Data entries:
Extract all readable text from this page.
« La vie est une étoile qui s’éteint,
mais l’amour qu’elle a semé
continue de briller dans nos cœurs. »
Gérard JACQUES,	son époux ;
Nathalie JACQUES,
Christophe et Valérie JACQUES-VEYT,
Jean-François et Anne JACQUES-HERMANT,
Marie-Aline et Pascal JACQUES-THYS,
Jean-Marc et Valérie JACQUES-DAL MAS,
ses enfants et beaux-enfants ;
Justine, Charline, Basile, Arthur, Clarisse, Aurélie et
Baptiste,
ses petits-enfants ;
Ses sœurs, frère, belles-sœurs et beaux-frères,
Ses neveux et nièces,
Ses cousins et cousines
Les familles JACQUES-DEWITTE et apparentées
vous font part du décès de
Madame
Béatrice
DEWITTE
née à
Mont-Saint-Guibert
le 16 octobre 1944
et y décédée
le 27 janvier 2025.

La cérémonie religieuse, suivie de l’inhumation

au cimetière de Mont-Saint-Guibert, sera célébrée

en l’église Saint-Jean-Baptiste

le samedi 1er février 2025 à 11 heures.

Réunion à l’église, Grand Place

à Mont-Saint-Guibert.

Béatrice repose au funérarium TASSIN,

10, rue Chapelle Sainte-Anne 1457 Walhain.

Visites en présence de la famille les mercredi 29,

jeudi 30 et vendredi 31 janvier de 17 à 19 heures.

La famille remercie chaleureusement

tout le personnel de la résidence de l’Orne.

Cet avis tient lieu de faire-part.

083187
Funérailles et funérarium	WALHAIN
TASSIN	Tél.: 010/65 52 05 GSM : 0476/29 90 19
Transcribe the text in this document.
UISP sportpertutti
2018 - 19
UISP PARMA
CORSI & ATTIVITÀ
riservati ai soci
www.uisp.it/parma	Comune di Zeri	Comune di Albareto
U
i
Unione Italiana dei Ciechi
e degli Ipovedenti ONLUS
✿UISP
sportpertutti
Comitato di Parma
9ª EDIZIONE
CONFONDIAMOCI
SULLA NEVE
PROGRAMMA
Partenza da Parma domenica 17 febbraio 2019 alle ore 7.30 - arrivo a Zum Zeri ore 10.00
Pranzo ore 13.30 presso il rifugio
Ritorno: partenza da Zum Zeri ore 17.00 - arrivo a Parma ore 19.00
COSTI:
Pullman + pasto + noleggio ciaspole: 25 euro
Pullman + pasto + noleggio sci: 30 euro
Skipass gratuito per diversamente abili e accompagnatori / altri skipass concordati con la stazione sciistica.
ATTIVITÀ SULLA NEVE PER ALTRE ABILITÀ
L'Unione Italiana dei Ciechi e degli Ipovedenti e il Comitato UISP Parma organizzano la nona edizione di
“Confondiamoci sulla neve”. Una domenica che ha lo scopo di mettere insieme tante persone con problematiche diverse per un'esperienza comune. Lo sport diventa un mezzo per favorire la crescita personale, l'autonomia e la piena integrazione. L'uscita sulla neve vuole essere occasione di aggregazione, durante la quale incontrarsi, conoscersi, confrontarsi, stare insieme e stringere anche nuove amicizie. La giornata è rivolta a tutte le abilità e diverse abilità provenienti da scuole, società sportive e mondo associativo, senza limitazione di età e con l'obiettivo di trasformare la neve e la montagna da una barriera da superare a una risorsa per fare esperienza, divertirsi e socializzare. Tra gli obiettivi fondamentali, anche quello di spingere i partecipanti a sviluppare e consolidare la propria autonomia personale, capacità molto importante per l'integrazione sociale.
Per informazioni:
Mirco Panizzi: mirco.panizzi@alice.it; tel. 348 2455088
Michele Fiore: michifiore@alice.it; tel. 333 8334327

PROBLEM TO WORK ON
Output all of the data again, exactly.

SOLUTION FOR THIS TASK
Extract all readable text from this page.
« La vie est une étoile qui s’éteint,
mais l’amour qu’elle a semé
continue de briller dans nos cœurs. »
Gérard JACQUES,	son époux ;
Nathalie JACQUES,
Christophe et Valérie JACQUES-VEYT,
Jean-François et Anne JACQUES-HERMANT,
Marie-Aline et Pascal JACQUES-THYS,
Jean-Marc et Valérie JACQUES-DAL MAS,
ses enfants et beaux-enfants ;
Justine, Charline, Basile, Arthur, Clarisse, Aurélie et
Baptiste,
ses petits-enfants ;
Ses sœurs, frère, belles-sœurs et beaux-frères,
Ses neveux et nièces,
Ses cousins et cousines
Les familles JACQUES-DEWITTE et apparentées
vous font part du décès de
Madame
Béatrice
DEWITTE
née à
Mont-Saint-Guibert
le 16 octobre 1944
et y décédée
le 27 janvier 2025.

La cérémonie religieuse, suivie de l’inhumation

au cimetière de Mont-Saint-Guibert, sera célébrée

en l’église Saint-Jean-Baptiste

le samedi 1er février 2025 à 11 heures.

Réunion à l’église, Grand Place

à Mont-Saint-Guibert.

Béatrice repose au funérarium TASSIN,

10, rue Chapelle Sainte-Anne 1457 Walhain.

Visites en présence de la famille les mercredi 29,

jeudi 30 et vendredi 31 janvier de 17 à 19 heures.

La famille remercie chaleureusement

tout le personnel de la résidence de l’Orne.

Cet avis tient lieu de faire-part.

083187
Funérailles et funérarium	WALHAIN
TASSIN	Tél.: 010/65 52 05 GSM : 0476/29 90 19
Transcribe the text in this document.
UISP sportpertutti
2018 - 19
UISP PARMA
CORSI & ATTIVITÀ
riservati ai soci
www.uisp.it/parma	Comune di Zeri	Comune di Albareto
U
i
Unione Italiana dei Ciechi
e degli Ipovedenti ONLUS
✿UISP
sportpertutti
Comitato di Parma
9ª EDIZIONE
CONFONDIAMOCI
SULLA NEVE
PROGRAMMA
Partenza da Parma domenica 17 febbraio 2019 alle ore 7.30 - arrivo a Zum Zeri ore 10.00
Pranzo ore 13.30 presso il rifugio
Ritorno: partenza da Zum Zeri ore 17.00 - arrivo a Parma ore 19.00
COSTI:
Pullman + pasto + noleggio ciaspole: 25 euro
Pullman + pasto + noleggio sci: 30 euro
Skipass gratuito per diversamente abili e accompagnatori / altri skipass concordati con la stazione sciistica.
ATTIVITÀ SULLA NEVE PER ALTRE ABILITÀ
L'Unione Italiana dei Ciechi e degli Ipovedenti e il Comitato UISP Parma organizzano la nona edizione di
“Confondiamoci sulla neve”. Una domenica che ha lo scopo di mettere insieme tante persone con problematiche diverse per un'esperienza comune. Lo sport diventa un mezzo per favorire la crescita personale, l'autonomia e la piena integrazione. L'uscita sulla neve vuole essere occasione di aggregazione, durante la quale incontrarsi, conoscersi, confrontarsi, stare insieme e stringere anche nuove amicizie. La giornata è rivolta a tutte le abilità e diverse abilità provenienti da scuole, società sportive e mondo associativo, senza limitazione di età e con l'obiettivo di trasformare la neve e la montagna da una barriera da superare a una risorsa per fare esperienza, divertirsi e socializzare. Tra gli obiettivi fondamentali, anche quello di spingere i partecipanti a sviluppare e consolidare la propria autonomia personale, capacità molto importante per l'integrazione sociale.
Per informazioni:
Mirco Panizzi: mirco.panizzi@alice.it; tel. 348 2455088
Michele Fiore: michifiore@alice.it; tel. 333 8334327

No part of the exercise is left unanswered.